[Records provided]
•••••

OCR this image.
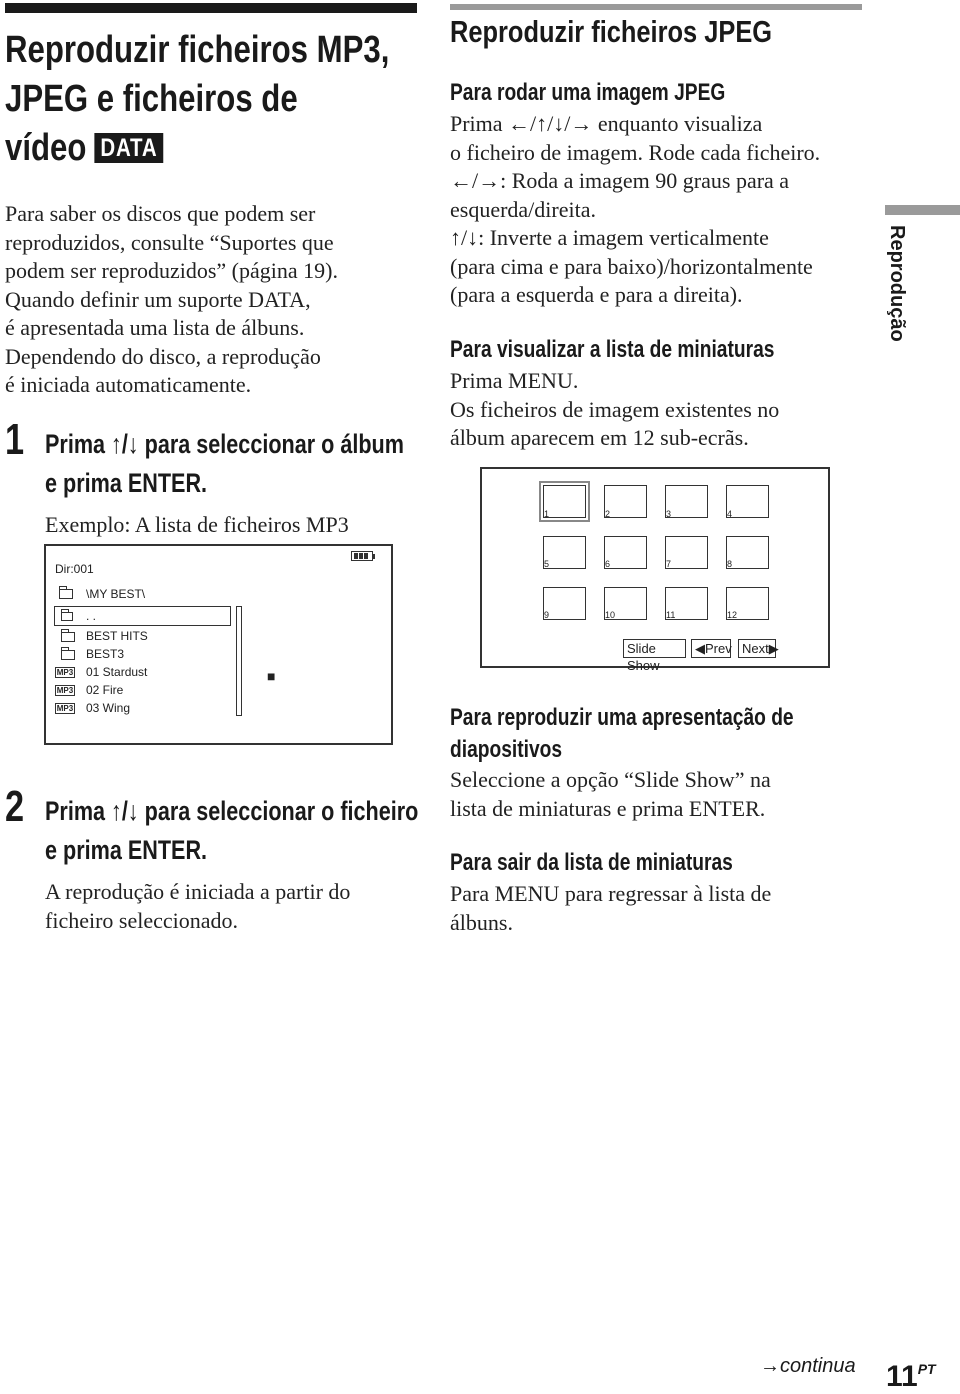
Reproduzir ficheiros MP3,
JPEG e ficheiros de
vídeo DATA
Para saber os discos que podem ser
reproduzidos, consulte “Suportes que
podem ser reproduzidos” (página 19).
Quando definir um suporte DATA,
é apresentada uma lista de álbuns.
Dependendo do disco, a reprodução
é iniciada automaticamente.
1 Prima ↑/↓ para seleccionar o álbum
e prima ENTER.
Exemplo: A lista de ficheiros MP3
Dir:001
\MY BEST\
. .
BEST HITS
BEST3
MP3 01 Stardust
MP3 02 Fire
MP3 03 Wing
■
2 Prima ↑/↓ para seleccionar o ficheiro
e prima ENTER.
A reprodução é iniciada a partir do
ficheiro seleccionado.
Reproduzir ficheiros JPEG
Para rodar uma imagem JPEG
Prima ←/↑/↓/→ enquanto visualiza
o ficheiro de imagem. Rode cada ficheiro.
←/→: Roda a imagem 90 graus para a
esquerda/direita.
↑/↓: Inverte a imagem verticalmente
(para cima e para baixo)/horizontalmente
(para a esquerda e para a direita).
Para visualizar a lista de miniaturas
Prima MENU.
Os ficheiros de imagem existentes no
álbum aparecem em 12 sub-ecrãs.
1	2	3	4
5	6	7	8
9	10	11	12
Slide Show
◀Prev Next▶
Para reproduzir uma apresentação de
diapositivos
Seleccione a opção “Slide Show” na
lista de miniaturas e prima ENTER.
Para sair da lista de miniaturas
Para MENU para regressar à lista de
álbuns.
Reprodução
→continua $11^{PT}$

•••••

Repeat the listing above exactly, with no pictures.

OCR this image.
Reproduzir ficheiros MP3,
JPEG e ficheiros de
vídeo DATA
Para saber os discos que podem ser
reproduzidos, consulte “Suportes que
podem ser reproduzidos” (página 19).
Quando definir um suporte DATA,
é apresentada uma lista de álbuns.
Dependendo do disco, a reprodução
é iniciada automaticamente.
1 Prima ↑/↓ para seleccionar o álbum
e prima ENTER.
Exemplo: A lista de ficheiros MP3
Dir:001
\MY BEST\
. .
BEST HITS
BEST3
MP3 01 Stardust
MP3 02 Fire
MP3 03 Wing
■
2 Prima ↑/↓ para seleccionar o ficheiro
e prima ENTER.
A reprodução é iniciada a partir do
ficheiro seleccionado.
Reproduzir ficheiros JPEG
Para rodar uma imagem JPEG
Prima ←/↑/↓/→ enquanto visualiza
o ficheiro de imagem. Rode cada ficheiro.
←/→: Roda a imagem 90 graus para a
esquerda/direita.
↑/↓: Inverte a imagem verticalmente
(para cima e para baixo)/horizontalmente
(para a esquerda e para a direita).
Para visualizar a lista de miniaturas
Prima MENU.
Os ficheiros de imagem existentes no
álbum aparecem em 12 sub-ecrãs.
1	2	3	4
5	6	7	8
9	10	11	12
Slide Show
◀Prev Next▶
Para reproduzir uma apresentação de
diapositivos
Seleccione a opção “Slide Show” na
lista de miniaturas e prima ENTER.
Para sair da lista de miniaturas
Para MENU para regressar à lista de
álbuns.
Reprodução
→continua $11^{PT}$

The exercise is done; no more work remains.